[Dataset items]
------------------------------------------------------------

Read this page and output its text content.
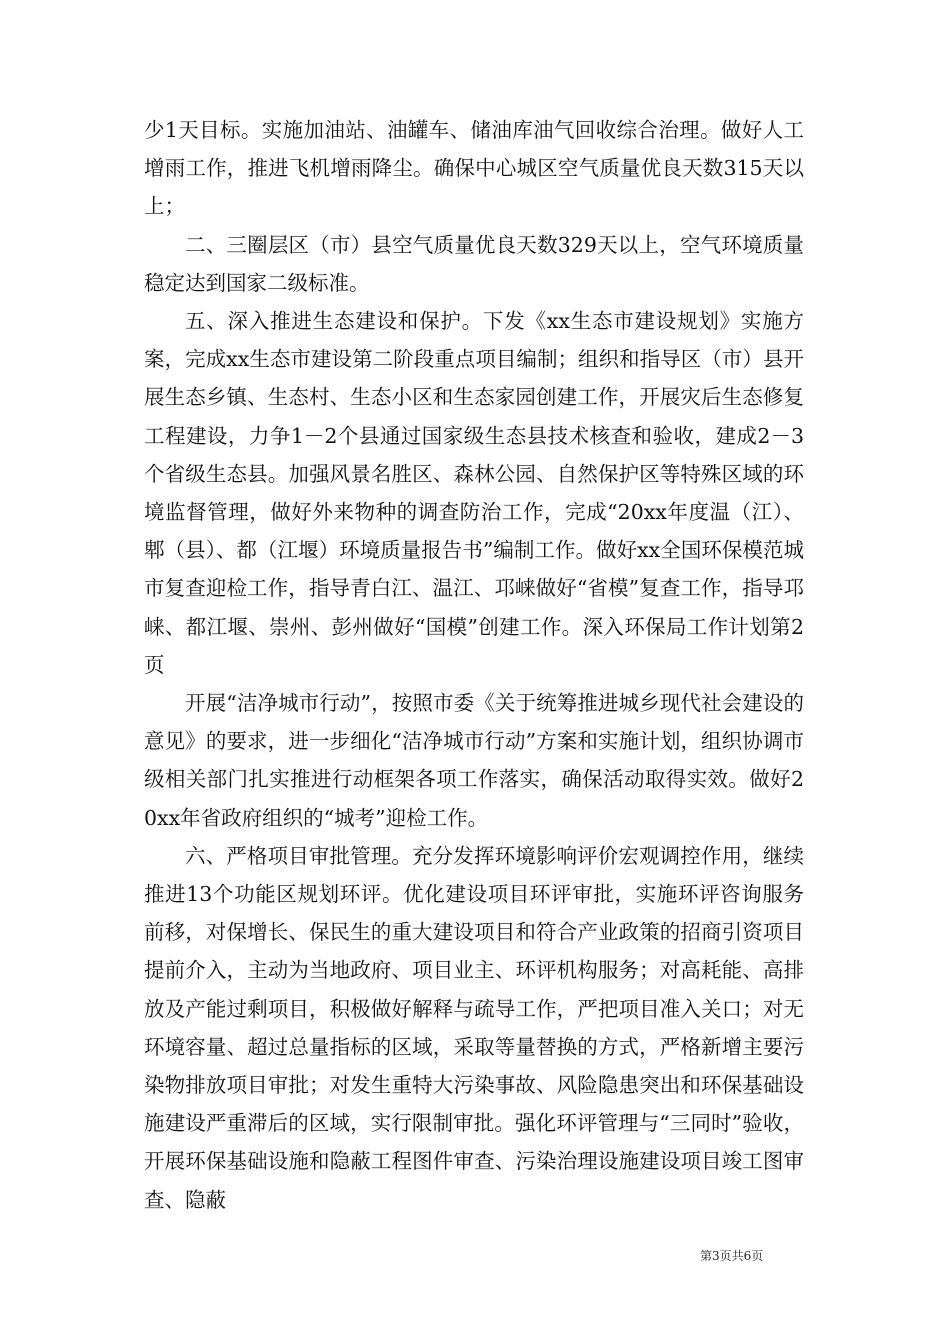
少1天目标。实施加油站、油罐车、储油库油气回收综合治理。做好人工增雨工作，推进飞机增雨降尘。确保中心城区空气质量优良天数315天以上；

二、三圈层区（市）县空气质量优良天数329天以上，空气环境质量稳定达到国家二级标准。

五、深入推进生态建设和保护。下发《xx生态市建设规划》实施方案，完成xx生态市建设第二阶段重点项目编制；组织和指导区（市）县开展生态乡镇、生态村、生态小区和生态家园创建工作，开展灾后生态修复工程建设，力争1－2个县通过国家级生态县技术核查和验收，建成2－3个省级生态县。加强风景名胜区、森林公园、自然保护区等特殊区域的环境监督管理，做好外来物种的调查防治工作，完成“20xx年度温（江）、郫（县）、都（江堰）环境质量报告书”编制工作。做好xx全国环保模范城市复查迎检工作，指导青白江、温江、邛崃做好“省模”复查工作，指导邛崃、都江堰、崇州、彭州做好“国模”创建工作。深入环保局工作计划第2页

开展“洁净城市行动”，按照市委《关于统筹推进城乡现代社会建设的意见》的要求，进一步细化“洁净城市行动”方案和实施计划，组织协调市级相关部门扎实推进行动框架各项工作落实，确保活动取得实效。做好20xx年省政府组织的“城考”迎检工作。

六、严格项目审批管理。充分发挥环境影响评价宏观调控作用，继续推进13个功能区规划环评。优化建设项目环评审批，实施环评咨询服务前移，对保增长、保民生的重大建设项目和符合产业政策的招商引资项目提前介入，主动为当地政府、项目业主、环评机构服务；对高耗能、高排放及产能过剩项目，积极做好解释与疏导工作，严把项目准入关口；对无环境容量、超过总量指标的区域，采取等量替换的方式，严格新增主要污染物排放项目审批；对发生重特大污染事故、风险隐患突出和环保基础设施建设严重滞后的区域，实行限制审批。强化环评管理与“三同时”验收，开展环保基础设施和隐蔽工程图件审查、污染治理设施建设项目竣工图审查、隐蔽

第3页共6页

------------------------------------------------------------

*STATED GOAL*
Copy every entry word for word, but omit the pictures.

*ANSWER TO THE EXERCISE*
Read this page and output its text content.
少1天目标。实施加油站、油罐车、储油库油气回收综合治理。做好人工增雨工作，推进飞机增雨降尘。确保中心城区空气质量优良天数315天以上；

二、三圈层区（市）县空气质量优良天数329天以上，空气环境质量稳定达到国家二级标准。

五、深入推进生态建设和保护。下发《xx生态市建设规划》实施方案，完成xx生态市建设第二阶段重点项目编制；组织和指导区（市）县开展生态乡镇、生态村、生态小区和生态家园创建工作，开展灾后生态修复工程建设，力争1－2个县通过国家级生态县技术核查和验收，建成2－3个省级生态县。加强风景名胜区、森林公园、自然保护区等特殊区域的环境监督管理，做好外来物种的调查防治工作，完成“20xx年度温（江）、郫（县）、都（江堰）环境质量报告书”编制工作。做好xx全国环保模范城市复查迎检工作，指导青白江、温江、邛崃做好“省模”复查工作，指导邛崃、都江堰、崇州、彭州做好“国模”创建工作。深入环保局工作计划第2页

开展“洁净城市行动”，按照市委《关于统筹推进城乡现代社会建设的意见》的要求，进一步细化“洁净城市行动”方案和实施计划，组织协调市级相关部门扎实推进行动框架各项工作落实，确保活动取得实效。做好20xx年省政府组织的“城考”迎检工作。

六、严格项目审批管理。充分发挥环境影响评价宏观调控作用，继续推进13个功能区规划环评。优化建设项目环评审批，实施环评咨询服务前移，对保增长、保民生的重大建设项目和符合产业政策的招商引资项目提前介入，主动为当地政府、项目业主、环评机构服务；对高耗能、高排放及产能过剩项目，积极做好解释与疏导工作，严把项目准入关口；对无环境容量、超过总量指标的区域，采取等量替换的方式，严格新增主要污染物排放项目审批；对发生重特大污染事故、风险隐患突出和环保基础设施建设严重滞后的区域，实行限制审批。强化环评管理与“三同时”验收，开展环保基础设施和隐蔽工程图件审查、污染治理设施建设项目竣工图审查、隐蔽

第3页共6页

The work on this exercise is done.